**Working data**

====================

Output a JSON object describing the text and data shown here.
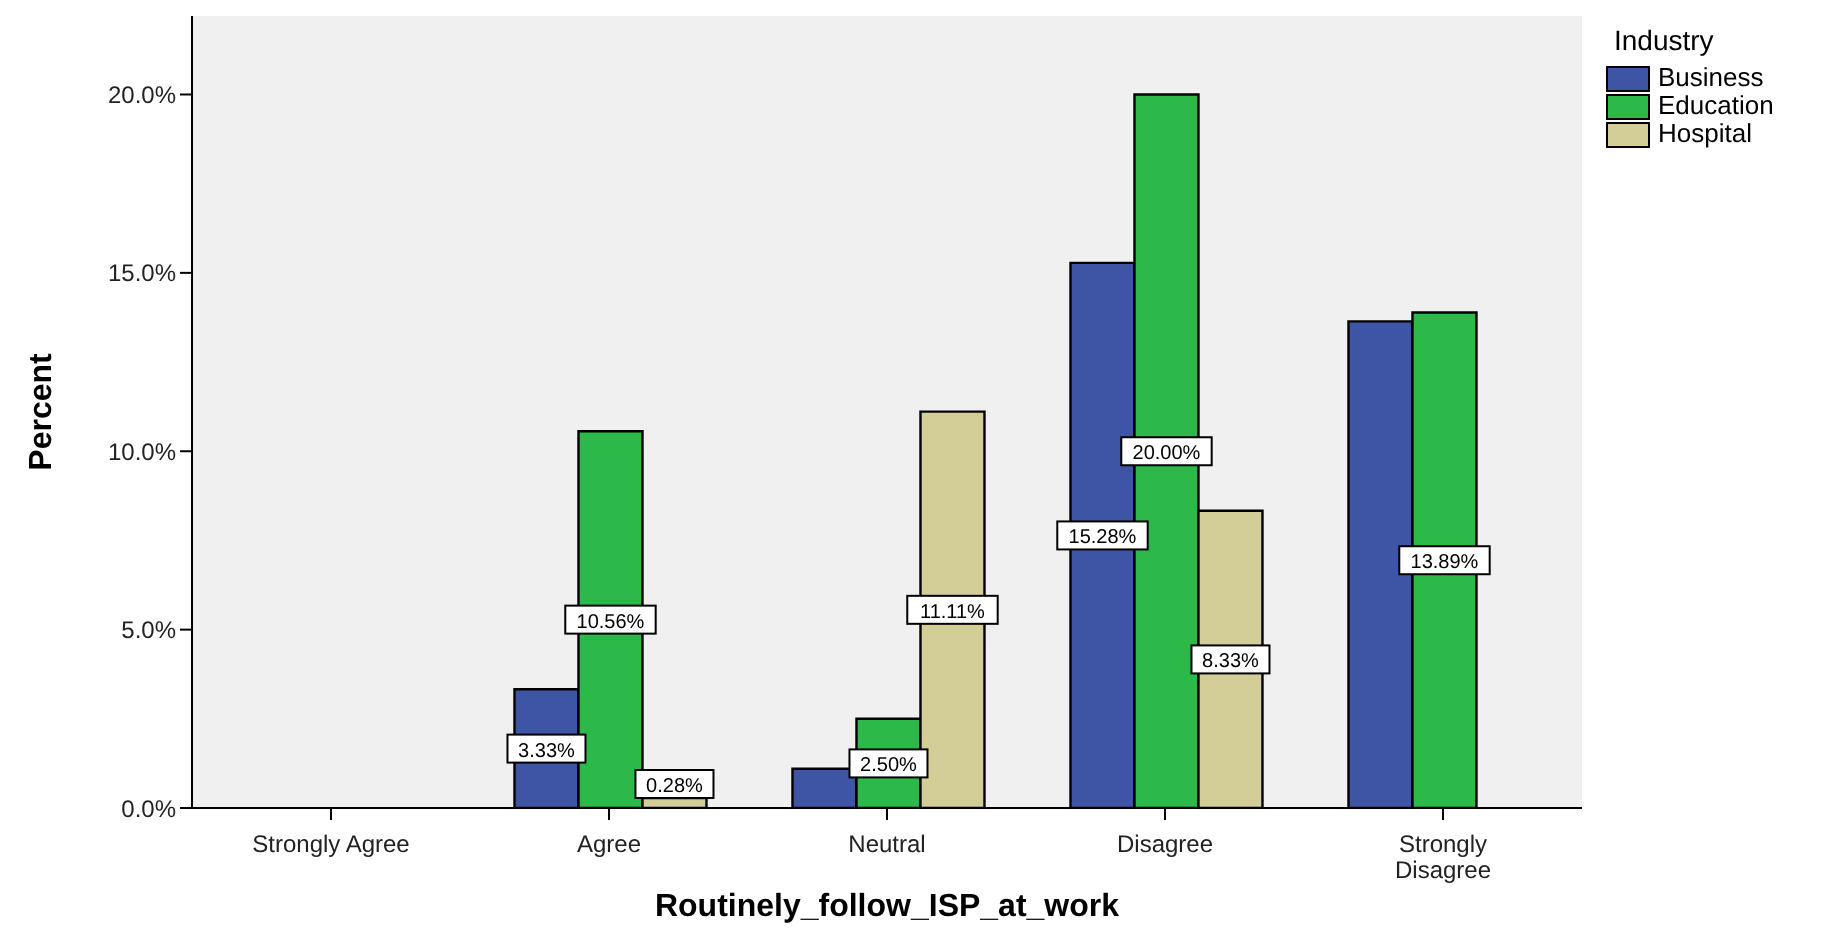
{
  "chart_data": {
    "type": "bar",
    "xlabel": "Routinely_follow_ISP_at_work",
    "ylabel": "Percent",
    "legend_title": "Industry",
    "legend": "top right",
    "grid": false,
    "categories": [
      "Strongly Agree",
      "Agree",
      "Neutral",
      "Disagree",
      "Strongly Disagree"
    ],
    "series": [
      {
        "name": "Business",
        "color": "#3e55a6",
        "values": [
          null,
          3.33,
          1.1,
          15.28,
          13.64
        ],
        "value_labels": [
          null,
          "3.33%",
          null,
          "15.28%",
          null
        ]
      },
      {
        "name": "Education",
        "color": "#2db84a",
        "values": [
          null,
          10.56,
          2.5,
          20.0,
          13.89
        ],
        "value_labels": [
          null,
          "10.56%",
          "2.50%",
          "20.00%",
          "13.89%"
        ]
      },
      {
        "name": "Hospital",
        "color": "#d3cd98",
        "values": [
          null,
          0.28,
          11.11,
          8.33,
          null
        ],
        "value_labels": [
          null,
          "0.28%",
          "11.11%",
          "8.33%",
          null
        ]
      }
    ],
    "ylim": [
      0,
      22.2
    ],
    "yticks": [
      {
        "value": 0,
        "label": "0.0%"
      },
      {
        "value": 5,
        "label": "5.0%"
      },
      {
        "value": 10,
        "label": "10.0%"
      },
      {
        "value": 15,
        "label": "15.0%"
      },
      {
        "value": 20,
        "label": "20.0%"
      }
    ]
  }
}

====================

Extract every line of the data exactly; pictures stay out.

**Written response**
Output a JSON object describing the text and data shown here.
{
  "chart_data": {
    "type": "bar",
    "xlabel": "Routinely_follow_ISP_at_work",
    "ylabel": "Percent",
    "legend_title": "Industry",
    "legend": "top right",
    "grid": false,
    "categories": [
      "Strongly Agree",
      "Agree",
      "Neutral",
      "Disagree",
      "Strongly Disagree"
    ],
    "series": [
      {
        "name": "Business",
        "color": "#3e55a6",
        "values": [
          null,
          3.33,
          1.1,
          15.28,
          13.64
        ],
        "value_labels": [
          null,
          "3.33%",
          null,
          "15.28%",
          null
        ]
      },
      {
        "name": "Education",
        "color": "#2db84a",
        "values": [
          null,
          10.56,
          2.5,
          20.0,
          13.89
        ],
        "value_labels": [
          null,
          "10.56%",
          "2.50%",
          "20.00%",
          "13.89%"
        ]
      },
      {
        "name": "Hospital",
        "color": "#d3cd98",
        "values": [
          null,
          0.28,
          11.11,
          8.33,
          null
        ],
        "value_labels": [
          null,
          "0.28%",
          "11.11%",
          "8.33%",
          null
        ]
      }
    ],
    "ylim": [
      0,
      22.2
    ],
    "yticks": [
      {
        "value": 0,
        "label": "0.0%"
      },
      {
        "value": 5,
        "label": "5.0%"
      },
      {
        "value": 10,
        "label": "10.0%"
      },
      {
        "value": 15,
        "label": "15.0%"
      },
      {
        "value": 20,
        "label": "20.0%"
      }
    ]
  }
}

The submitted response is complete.